§ **EXERCISE DETAILS**: Return every line of the material exactly.

Chart and figure data
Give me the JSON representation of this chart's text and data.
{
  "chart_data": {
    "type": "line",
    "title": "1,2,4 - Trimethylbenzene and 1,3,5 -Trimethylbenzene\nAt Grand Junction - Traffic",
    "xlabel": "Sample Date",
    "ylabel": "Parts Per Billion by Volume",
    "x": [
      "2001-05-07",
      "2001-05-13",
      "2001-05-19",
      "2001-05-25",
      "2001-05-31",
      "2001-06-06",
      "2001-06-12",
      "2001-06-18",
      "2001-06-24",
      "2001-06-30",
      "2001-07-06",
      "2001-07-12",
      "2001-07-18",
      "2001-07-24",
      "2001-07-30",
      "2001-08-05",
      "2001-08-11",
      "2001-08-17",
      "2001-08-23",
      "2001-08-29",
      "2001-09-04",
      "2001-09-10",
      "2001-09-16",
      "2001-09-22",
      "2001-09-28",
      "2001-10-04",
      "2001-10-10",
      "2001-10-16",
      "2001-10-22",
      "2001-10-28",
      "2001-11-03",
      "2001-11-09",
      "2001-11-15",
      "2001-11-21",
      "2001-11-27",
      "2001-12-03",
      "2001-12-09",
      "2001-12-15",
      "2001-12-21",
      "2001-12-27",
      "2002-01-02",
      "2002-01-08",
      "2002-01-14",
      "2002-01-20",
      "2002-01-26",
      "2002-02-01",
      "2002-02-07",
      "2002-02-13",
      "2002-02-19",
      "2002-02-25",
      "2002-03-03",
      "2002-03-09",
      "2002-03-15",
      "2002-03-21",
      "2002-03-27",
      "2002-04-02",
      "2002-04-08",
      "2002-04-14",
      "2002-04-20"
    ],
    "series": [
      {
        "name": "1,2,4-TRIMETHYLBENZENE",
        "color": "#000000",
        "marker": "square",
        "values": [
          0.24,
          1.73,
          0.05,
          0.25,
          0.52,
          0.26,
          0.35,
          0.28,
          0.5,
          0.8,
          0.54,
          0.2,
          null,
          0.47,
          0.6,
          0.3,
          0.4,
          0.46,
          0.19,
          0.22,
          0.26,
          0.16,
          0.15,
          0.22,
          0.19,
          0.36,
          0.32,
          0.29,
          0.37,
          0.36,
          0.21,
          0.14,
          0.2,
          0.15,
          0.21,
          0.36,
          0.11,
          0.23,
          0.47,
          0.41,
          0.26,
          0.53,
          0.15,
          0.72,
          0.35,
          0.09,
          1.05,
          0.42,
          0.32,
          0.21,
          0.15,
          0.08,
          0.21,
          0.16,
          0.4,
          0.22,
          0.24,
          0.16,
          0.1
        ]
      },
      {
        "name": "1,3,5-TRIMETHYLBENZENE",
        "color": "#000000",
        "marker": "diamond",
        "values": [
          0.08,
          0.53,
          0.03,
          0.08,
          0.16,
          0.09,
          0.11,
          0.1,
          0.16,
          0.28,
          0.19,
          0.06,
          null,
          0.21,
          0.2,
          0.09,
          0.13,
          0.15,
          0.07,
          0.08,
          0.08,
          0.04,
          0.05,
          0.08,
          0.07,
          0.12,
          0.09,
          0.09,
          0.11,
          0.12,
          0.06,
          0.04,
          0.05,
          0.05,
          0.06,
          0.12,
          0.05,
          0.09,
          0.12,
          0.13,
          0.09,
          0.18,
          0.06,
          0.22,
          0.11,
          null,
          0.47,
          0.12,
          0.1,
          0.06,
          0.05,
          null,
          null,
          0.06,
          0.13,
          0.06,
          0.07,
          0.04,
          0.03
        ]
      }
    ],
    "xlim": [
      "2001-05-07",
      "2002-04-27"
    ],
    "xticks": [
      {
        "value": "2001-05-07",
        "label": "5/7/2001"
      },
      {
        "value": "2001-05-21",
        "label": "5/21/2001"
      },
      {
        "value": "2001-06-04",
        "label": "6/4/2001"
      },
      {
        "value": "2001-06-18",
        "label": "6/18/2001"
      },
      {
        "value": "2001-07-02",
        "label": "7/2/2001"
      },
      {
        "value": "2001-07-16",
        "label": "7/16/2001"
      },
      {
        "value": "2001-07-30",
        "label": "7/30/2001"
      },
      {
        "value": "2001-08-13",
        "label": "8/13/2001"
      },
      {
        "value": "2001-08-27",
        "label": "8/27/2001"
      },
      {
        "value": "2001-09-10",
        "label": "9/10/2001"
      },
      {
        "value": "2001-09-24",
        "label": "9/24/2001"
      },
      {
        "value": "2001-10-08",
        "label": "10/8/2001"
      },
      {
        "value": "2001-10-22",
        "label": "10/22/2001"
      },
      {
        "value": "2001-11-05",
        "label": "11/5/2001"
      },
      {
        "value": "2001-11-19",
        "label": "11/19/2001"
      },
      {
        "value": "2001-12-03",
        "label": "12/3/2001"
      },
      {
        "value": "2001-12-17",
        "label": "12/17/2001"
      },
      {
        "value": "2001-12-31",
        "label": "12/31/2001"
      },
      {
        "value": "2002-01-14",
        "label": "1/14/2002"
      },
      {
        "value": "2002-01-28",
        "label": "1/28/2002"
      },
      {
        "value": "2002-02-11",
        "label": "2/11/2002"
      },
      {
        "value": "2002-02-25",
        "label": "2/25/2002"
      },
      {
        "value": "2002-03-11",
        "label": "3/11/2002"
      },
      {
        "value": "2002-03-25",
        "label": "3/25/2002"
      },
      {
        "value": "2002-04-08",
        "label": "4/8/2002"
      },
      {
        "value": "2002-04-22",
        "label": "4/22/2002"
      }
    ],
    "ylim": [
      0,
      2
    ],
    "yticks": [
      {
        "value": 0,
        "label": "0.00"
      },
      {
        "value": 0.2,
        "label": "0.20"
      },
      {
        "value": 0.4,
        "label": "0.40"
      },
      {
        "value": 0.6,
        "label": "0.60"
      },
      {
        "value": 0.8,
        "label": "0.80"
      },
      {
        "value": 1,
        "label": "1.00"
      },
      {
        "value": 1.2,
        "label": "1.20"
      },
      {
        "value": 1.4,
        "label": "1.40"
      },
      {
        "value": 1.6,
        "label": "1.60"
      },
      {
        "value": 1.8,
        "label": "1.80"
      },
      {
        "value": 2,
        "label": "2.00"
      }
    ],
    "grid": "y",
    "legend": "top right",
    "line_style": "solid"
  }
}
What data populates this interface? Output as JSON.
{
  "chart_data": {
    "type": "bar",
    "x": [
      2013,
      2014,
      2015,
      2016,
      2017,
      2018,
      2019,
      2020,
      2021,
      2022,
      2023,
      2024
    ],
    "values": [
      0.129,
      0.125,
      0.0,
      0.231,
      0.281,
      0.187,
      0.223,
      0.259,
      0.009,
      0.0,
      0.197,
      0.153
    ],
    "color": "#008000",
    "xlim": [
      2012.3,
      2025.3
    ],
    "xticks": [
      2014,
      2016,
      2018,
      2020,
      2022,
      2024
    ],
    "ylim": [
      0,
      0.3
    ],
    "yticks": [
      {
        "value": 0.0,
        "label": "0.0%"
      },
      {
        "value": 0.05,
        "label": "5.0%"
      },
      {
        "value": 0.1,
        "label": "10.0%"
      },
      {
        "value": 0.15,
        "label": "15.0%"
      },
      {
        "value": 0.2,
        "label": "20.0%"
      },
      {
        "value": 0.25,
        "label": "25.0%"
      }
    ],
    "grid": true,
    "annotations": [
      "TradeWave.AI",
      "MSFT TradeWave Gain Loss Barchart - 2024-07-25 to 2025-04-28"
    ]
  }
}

§ **WORKED SOLUTION**:
Give me the JSON representation of this chart's text and data.
{
  "chart_data": {
    "type": "line",
    "title": "1,2,4 - Trimethylbenzene and 1,3,5 -Trimethylbenzene\nAt Grand Junction - Traffic",
    "xlabel": "Sample Date",
    "ylabel": "Parts Per Billion by Volume",
    "x": [
      "2001-05-07",
      "2001-05-13",
      "2001-05-19",
      "2001-05-25",
      "2001-05-31",
      "2001-06-06",
      "2001-06-12",
      "2001-06-18",
      "2001-06-24",
      "2001-06-30",
      "2001-07-06",
      "2001-07-12",
      "2001-07-18",
      "2001-07-24",
      "2001-07-30",
      "2001-08-05",
      "2001-08-11",
      "2001-08-17",
      "2001-08-23",
      "2001-08-29",
      "2001-09-04",
      "2001-09-10",
      "2001-09-16",
      "2001-09-22",
      "2001-09-28",
      "2001-10-04",
      "2001-10-10",
      "2001-10-16",
      "2001-10-22",
      "2001-10-28",
      "2001-11-03",
      "2001-11-09",
      "2001-11-15",
      "2001-11-21",
      "2001-11-27",
      "2001-12-03",
      "2001-12-09",
      "2001-12-15",
      "2001-12-21",
      "2001-12-27",
      "2002-01-02",
      "2002-01-08",
      "2002-01-14",
      "2002-01-20",
      "2002-01-26",
      "2002-02-01",
      "2002-02-07",
      "2002-02-13",
      "2002-02-19",
      "2002-02-25",
      "2002-03-03",
      "2002-03-09",
      "2002-03-15",
      "2002-03-21",
      "2002-03-27",
      "2002-04-02",
      "2002-04-08",
      "2002-04-14",
      "2002-04-20"
    ],
    "series": [
      {
        "name": "1,2,4-TRIMETHYLBENZENE",
        "color": "#000000",
        "marker": "square",
        "values": [
          0.24,
          1.73,
          0.05,
          0.25,
          0.52,
          0.26,
          0.35,
          0.28,
          0.5,
          0.8,
          0.54,
          0.2,
          null,
          0.47,
          0.6,
          0.3,
          0.4,
          0.46,
          0.19,
          0.22,
          0.26,
          0.16,
          0.15,
          0.22,
          0.19,
          0.36,
          0.32,
          0.29,
          0.37,
          0.36,
          0.21,
          0.14,
          0.2,
          0.15,
          0.21,
          0.36,
          0.11,
          0.23,
          0.47,
          0.41,
          0.26,
          0.53,
          0.15,
          0.72,
          0.35,
          0.09,
          1.05,
          0.42,
          0.32,
          0.21,
          0.15,
          0.08,
          0.21,
          0.16,
          0.4,
          0.22,
          0.24,
          0.16,
          0.1
        ]
      },
      {
        "name": "1,3,5-TRIMETHYLBENZENE",
        "color": "#000000",
        "marker": "diamond",
        "values": [
          0.08,
          0.53,
          0.03,
          0.08,
          0.16,
          0.09,
          0.11,
          0.1,
          0.16,
          0.28,
          0.19,
          0.06,
          null,
          0.21,
          0.2,
          0.09,
          0.13,
          0.15,
          0.07,
          0.08,
          0.08,
          0.04,
          0.05,
          0.08,
          0.07,
          0.12,
          0.09,
          0.09,
          0.11,
          0.12,
          0.06,
          0.04,
          0.05,
          0.05,
          0.06,
          0.12,
          0.05,
          0.09,
          0.12,
          0.13,
          0.09,
          0.18,
          0.06,
          0.22,
          0.11,
          null,
          0.47,
          0.12,
          0.1,
          0.06,
          0.05,
          null,
          null,
          0.06,
          0.13,
          0.06,
          0.07,
          0.04,
          0.03
        ]
      }
    ],
    "xlim": [
      "2001-05-07",
      "2002-04-27"
    ],
    "xticks": [
      {
        "value": "2001-05-07",
        "label": "5/7/2001"
      },
      {
        "value": "2001-05-21",
        "label": "5/21/2001"
      },
      {
        "value": "2001-06-04",
        "label": "6/4/2001"
      },
      {
        "value": "2001-06-18",
        "label": "6/18/2001"
      },
      {
        "value": "2001-07-02",
        "label": "7/2/2001"
      },
      {
        "value": "2001-07-16",
        "label": "7/16/2001"
      },
      {
        "value": "2001-07-30",
        "label": "7/30/2001"
      },
      {
        "value": "2001-08-13",
        "label": "8/13/2001"
      },
      {
        "value": "2001-08-27",
        "label": "8/27/2001"
      },
      {
        "value": "2001-09-10",
        "label": "9/10/2001"
      },
      {
        "value": "2001-09-24",
        "label": "9/24/2001"
      },
      {
        "value": "2001-10-08",
        "label": "10/8/2001"
      },
      {
        "value": "2001-10-22",
        "label": "10/22/2001"
      },
      {
        "value": "2001-11-05",
        "label": "11/5/2001"
      },
      {
        "value": "2001-11-19",
        "label": "11/19/2001"
      },
      {
        "value": "2001-12-03",
        "label": "12/3/2001"
      },
      {
        "value": "2001-12-17",
        "label": "12/17/2001"
      },
      {
        "value": "2001-12-31",
        "label": "12/31/2001"
      },
      {
        "value": "2002-01-14",
        "label": "1/14/2002"
      },
      {
        "value": "2002-01-28",
        "label": "1/28/2002"
      },
      {
        "value": "2002-02-11",
        "label": "2/11/2002"
      },
      {
        "value": "2002-02-25",
        "label": "2/25/2002"
      },
      {
        "value": "2002-03-11",
        "label": "3/11/2002"
      },
      {
        "value": "2002-03-25",
        "label": "3/25/2002"
      },
      {
        "value": "2002-04-08",
        "label": "4/8/2002"
      },
      {
        "value": "2002-04-22",
        "label": "4/22/2002"
      }
    ],
    "ylim": [
      0,
      2
    ],
    "yticks": [
      {
        "value": 0,
        "label": "0.00"
      },
      {
        "value": 0.2,
        "label": "0.20"
      },
      {
        "value": 0.4,
        "label": "0.40"
      },
      {
        "value": 0.6,
        "label": "0.60"
      },
      {
        "value": 0.8,
        "label": "0.80"
      },
      {
        "value": 1,
        "label": "1.00"
      },
      {
        "value": 1.2,
        "label": "1.20"
      },
      {
        "value": 1.4,
        "label": "1.40"
      },
      {
        "value": 1.6,
        "label": "1.60"
      },
      {
        "value": 1.8,
        "label": "1.80"
      },
      {
        "value": 2,
        "label": "2.00"
      }
    ],
    "grid": "y",
    "legend": "top right",
    "line_style": "solid"
  }
}
What data populates this interface? Output as JSON.
{
  "chart_data": {
    "type": "bar",
    "x": [
      2013,
      2014,
      2015,
      2016,
      2017,
      2018,
      2019,
      2020,
      2021,
      2022,
      2023,
      2024
    ],
    "values": [
      0.129,
      0.125,
      0.0,
      0.231,
      0.281,
      0.187,
      0.223,
      0.259,
      0.009,
      0.0,
      0.197,
      0.153
    ],
    "color": "#008000",
    "xlim": [
      2012.3,
      2025.3
    ],
    "xticks": [
      2014,
      2016,
      2018,
      2020,
      2022,
      2024
    ],
    "ylim": [
      0,
      0.3
    ],
    "yticks": [
      {
        "value": 0.0,
        "label": "0.0%"
      },
      {
        "value": 0.05,
        "label": "5.0%"
      },
      {
        "value": 0.1,
        "label": "10.0%"
      },
      {
        "value": 0.15,
        "label": "15.0%"
      },
      {
        "value": 0.2,
        "label": "20.0%"
      },
      {
        "value": 0.25,
        "label": "25.0%"
      }
    ],
    "grid": true,
    "annotations": [
      "TradeWave.AI",
      "MSFT TradeWave Gain Loss Barchart - 2024-07-25 to 2025-04-28"
    ]
  }
}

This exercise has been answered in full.